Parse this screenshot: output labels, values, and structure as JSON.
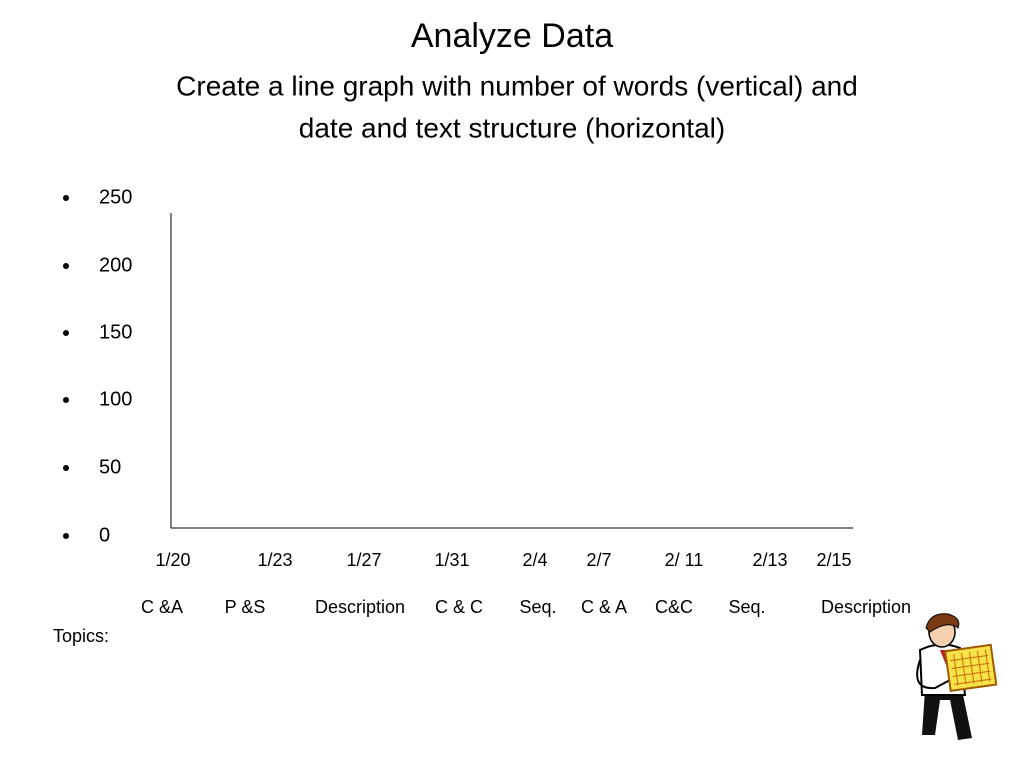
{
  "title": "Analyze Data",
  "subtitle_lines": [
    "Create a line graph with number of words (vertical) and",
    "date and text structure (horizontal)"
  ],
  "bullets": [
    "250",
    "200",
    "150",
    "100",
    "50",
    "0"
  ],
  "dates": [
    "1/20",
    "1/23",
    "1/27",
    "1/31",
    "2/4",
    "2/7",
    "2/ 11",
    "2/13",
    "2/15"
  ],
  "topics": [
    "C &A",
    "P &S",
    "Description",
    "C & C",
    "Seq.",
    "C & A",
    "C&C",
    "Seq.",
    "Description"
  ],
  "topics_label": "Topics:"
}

:::::

Using the data above, print every line exactly, omitting pictures.

Parse this screenshot: output labels, values, and structure as JSON.
{
  "title": "Analyze Data",
  "subtitle_lines": [
    "Create a line graph with number of words (vertical) and",
    "date and text structure (horizontal)"
  ],
  "bullets": [
    "250",
    "200",
    "150",
    "100",
    "50",
    "0"
  ],
  "dates": [
    "1/20",
    "1/23",
    "1/27",
    "1/31",
    "2/4",
    "2/7",
    "2/ 11",
    "2/13",
    "2/15"
  ],
  "topics": [
    "C &A",
    "P &S",
    "Description",
    "C & C",
    "Seq.",
    "C & A",
    "C&C",
    "Seq.",
    "Description"
  ],
  "topics_label": "Topics:"
}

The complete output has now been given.